#### [DO THIS]
Leave out the images; return the rest of the data exactly.
BEGIN INPUT MATERIAL
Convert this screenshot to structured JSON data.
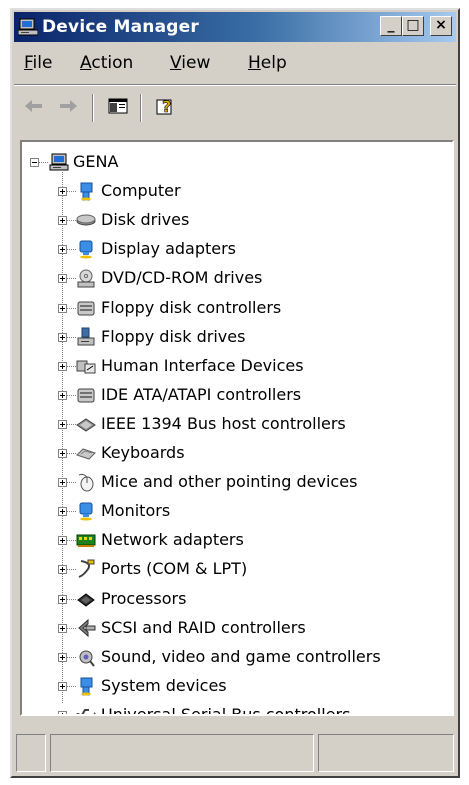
{
  "window": {
    "title": "Device Manager",
    "controls": {
      "minimize": "_",
      "maximize": "□",
      "close": "×"
    }
  },
  "menu": [
    {
      "label": "File",
      "mnemonic": "F",
      "rest": "ile"
    },
    {
      "label": "Action",
      "mnemonic": "A",
      "rest": "ction"
    },
    {
      "label": "View",
      "mnemonic": "V",
      "rest": "iew"
    },
    {
      "label": "Help",
      "mnemonic": "H",
      "rest": "elp"
    }
  ],
  "toolbar": {
    "back_icon": "back-arrow-icon",
    "forward_icon": "forward-arrow-icon",
    "show_hide_console_tree_icon": "console-tree-icon",
    "help_icon": "help-icon"
  },
  "tree": {
    "root": {
      "label": "GENA",
      "icon": "computer-icon",
      "expanded": true
    },
    "items": [
      {
        "label": "Computer",
        "icon": "computer-class-icon"
      },
      {
        "label": "Disk drives",
        "icon": "disk-drive-icon"
      },
      {
        "label": "Display adapters",
        "icon": "display-adapter-icon"
      },
      {
        "label": "DVD/CD-ROM drives",
        "icon": "cdrom-icon"
      },
      {
        "label": "Floppy disk controllers",
        "icon": "floppy-controller-icon"
      },
      {
        "label": "Floppy disk drives",
        "icon": "floppy-drive-icon"
      },
      {
        "label": "Human Interface Devices",
        "icon": "hid-icon"
      },
      {
        "label": "IDE ATA/ATAPI controllers",
        "icon": "ide-controller-icon"
      },
      {
        "label": "IEEE 1394 Bus host controllers",
        "icon": "ieee1394-icon"
      },
      {
        "label": "Keyboards",
        "icon": "keyboard-icon"
      },
      {
        "label": "Mice and other pointing devices",
        "icon": "mouse-icon"
      },
      {
        "label": "Monitors",
        "icon": "monitor-icon"
      },
      {
        "label": "Network adapters",
        "icon": "network-adapter-icon"
      },
      {
        "label": "Ports (COM & LPT)",
        "icon": "port-icon"
      },
      {
        "label": "Processors",
        "icon": "processor-icon"
      },
      {
        "label": "SCSI and RAID controllers",
        "icon": "scsi-icon"
      },
      {
        "label": "Sound, video and game controllers",
        "icon": "sound-icon"
      },
      {
        "label": "System devices",
        "icon": "system-device-icon"
      },
      {
        "label": "Universal Serial Bus controllers",
        "icon": "usb-icon"
      }
    ]
  },
  "statusbar": {
    "panes": [
      "",
      "",
      ""
    ]
  }
}
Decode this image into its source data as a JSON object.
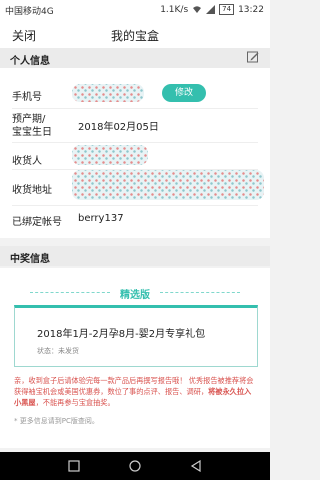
{
  "status_bar": {
    "carrier": "中国移动4G",
    "speed": "1.1K/s",
    "battery": "74",
    "time": "13:22"
  },
  "nav": {
    "close": "关闭",
    "title": "我的宝盒"
  },
  "personal": {
    "header": "个人信息",
    "phone_label": "手机号",
    "modify_button": "修改",
    "due_label_line1": "预产期/",
    "due_label_line2": "宝宝生日",
    "due_value": "2018年02月05日",
    "recipient_label": "收货人",
    "address_label": "收货地址",
    "account_label": "已绑定帐号",
    "account_value": "berry137"
  },
  "prize": {
    "header": "中奖信息",
    "tag": "精选版",
    "title": "2018年1月-2月孕8月-婴2月专享礼包",
    "status": "状态：未发货",
    "notice_prefix": "亲，收到盒子后请体验完每一款产品后再撰写报告哦！ 优秀报告被推荐将会获得袖宝机会或美国优惠券，数位了事的点评、报告、调研，",
    "notice_strong": "将被永久拉入小黑屋",
    "notice_suffix": "，不能再参与宝盒抽奖。",
    "footnote": "* 更多信息请到PC版查阅。"
  },
  "colors": {
    "accent": "#34bfae",
    "warning": "#d9534f"
  }
}
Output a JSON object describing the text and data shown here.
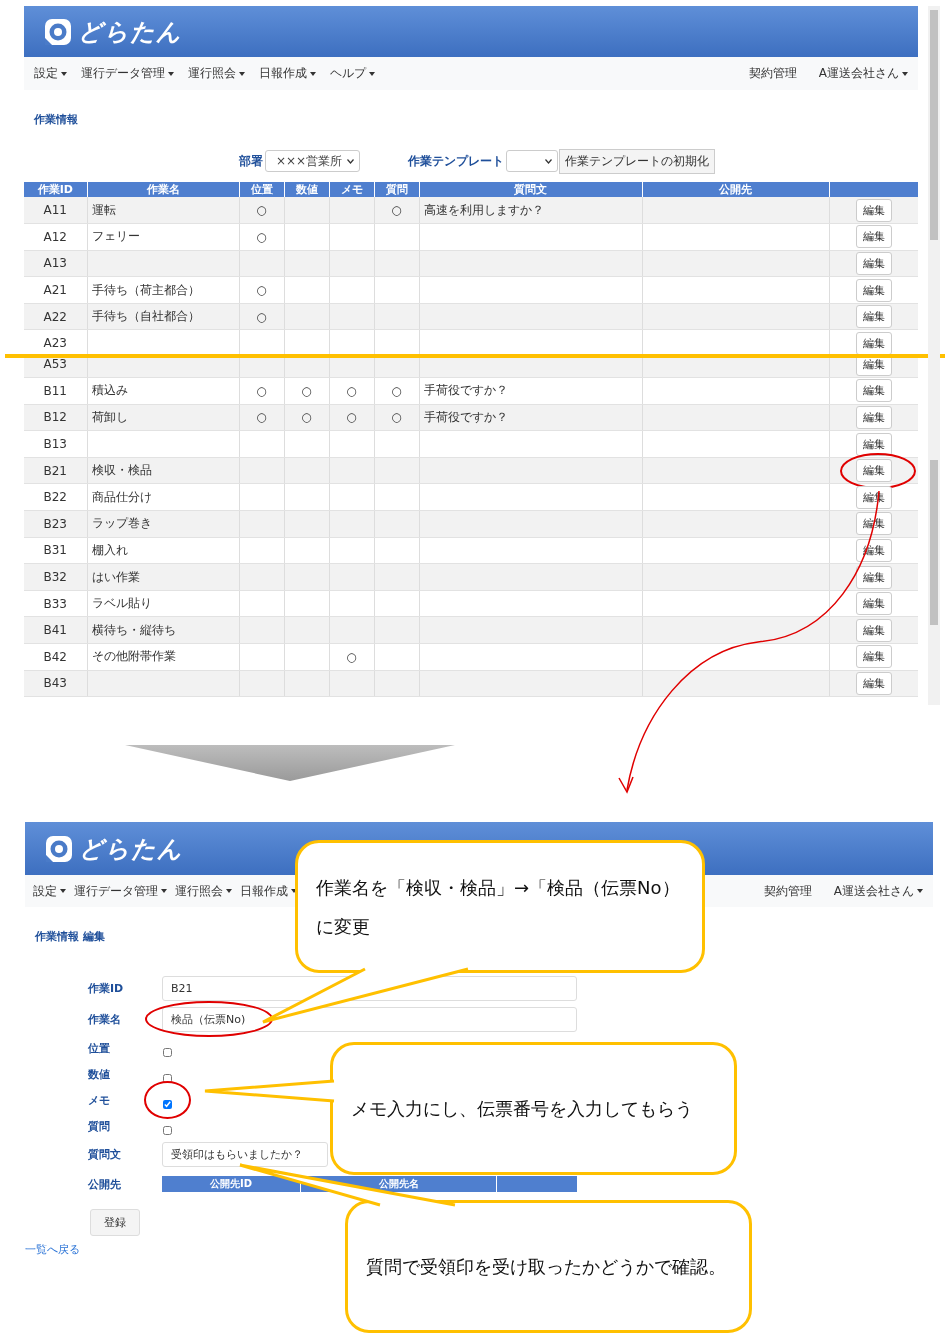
END INPUT MATERIAL
#### [SOLVED EXERCISE]
Convert this screenshot to structured JSON data.
{
  "window": {
    "title": "Device Manager",
    "controls": {
      "minimize": "_",
      "maximize": "□",
      "close": "×"
    }
  },
  "menu": [
    {
      "label": "File",
      "mnemonic": "F",
      "rest": "ile"
    },
    {
      "label": "Action",
      "mnemonic": "A",
      "rest": "ction"
    },
    {
      "label": "View",
      "mnemonic": "V",
      "rest": "iew"
    },
    {
      "label": "Help",
      "mnemonic": "H",
      "rest": "elp"
    }
  ],
  "toolbar": {
    "back_icon": "back-arrow-icon",
    "forward_icon": "forward-arrow-icon",
    "show_hide_console_tree_icon": "console-tree-icon",
    "help_icon": "help-icon"
  },
  "tree": {
    "root": {
      "label": "GENA",
      "icon": "computer-icon",
      "expanded": true
    },
    "items": [
      {
        "label": "Computer",
        "icon": "computer-class-icon"
      },
      {
        "label": "Disk drives",
        "icon": "disk-drive-icon"
      },
      {
        "label": "Display adapters",
        "icon": "display-adapter-icon"
      },
      {
        "label": "DVD/CD-ROM drives",
        "icon": "cdrom-icon"
      },
      {
        "label": "Floppy disk controllers",
        "icon": "floppy-controller-icon"
      },
      {
        "label": "Floppy disk drives",
        "icon": "floppy-drive-icon"
      },
      {
        "label": "Human Interface Devices",
        "icon": "hid-icon"
      },
      {
        "label": "IDE ATA/ATAPI controllers",
        "icon": "ide-controller-icon"
      },
      {
        "label": "IEEE 1394 Bus host controllers",
        "icon": "ieee1394-icon"
      },
      {
        "label": "Keyboards",
        "icon": "keyboard-icon"
      },
      {
        "label": "Mice and other pointing devices",
        "icon": "mouse-icon"
      },
      {
        "label": "Monitors",
        "icon": "monitor-icon"
      },
      {
        "label": "Network adapters",
        "icon": "network-adapter-icon"
      },
      {
        "label": "Ports (COM & LPT)",
        "icon": "port-icon"
      },
      {
        "label": "Processors",
        "icon": "processor-icon"
      },
      {
        "label": "SCSI and RAID controllers",
        "icon": "scsi-icon"
      },
      {
        "label": "Sound, video and game controllers",
        "icon": "sound-icon"
      },
      {
        "label": "System devices",
        "icon": "system-device-icon"
      },
      {
        "label": "Universal Serial Bus controllers",
        "icon": "usb-icon"
      }
    ]
  },
  "statusbar": {
    "panes": [
      "",
      "",
      ""
    ]
  }
}
Decode this image into its source data as a JSON object.
{
  "status_bar": {
    "carrier": "中国移动4G",
    "speed": "1.1K/s",
    "battery": "74",
    "time": "13:22"
  },
  "nav": {
    "close": "关闭",
    "title": "我的宝盒"
  },
  "personal": {
    "header": "个人信息",
    "phone_label": "手机号",
    "modify_button": "修改",
    "due_label_line1": "预产期/",
    "due_label_line2": "宝宝生日",
    "due_value": "2018年02月05日",
    "recipient_label": "收货人",
    "address_label": "收货地址",
    "account_label": "已绑定帐号",
    "account_value": "berry137"
  },
  "prize": {
    "header": "中奖信息",
    "tag": "精选版",
    "title": "2018年1月-2月孕8月-婴2月专享礼包",
    "status": "状态：未发货",
    "notice_prefix": "亲，收到盒子后请体验完每一款产品后再撰写报告哦！ 优秀报告被推荐将会获得袖宝机会或美国优惠券，数位了事的点评、报告、调研，",
    "notice_strong": "将被永久拉入小黑屋",
    "notice_suffix": "，不能再参与宝盒抽奖。",
    "footnote": "* 更多信息请到PC版查阅。"
  },
  "colors": {
    "accent": "#34bfae",
    "warning": "#d9534f"
  }
}
Output a JSON object describing the text and data shown here.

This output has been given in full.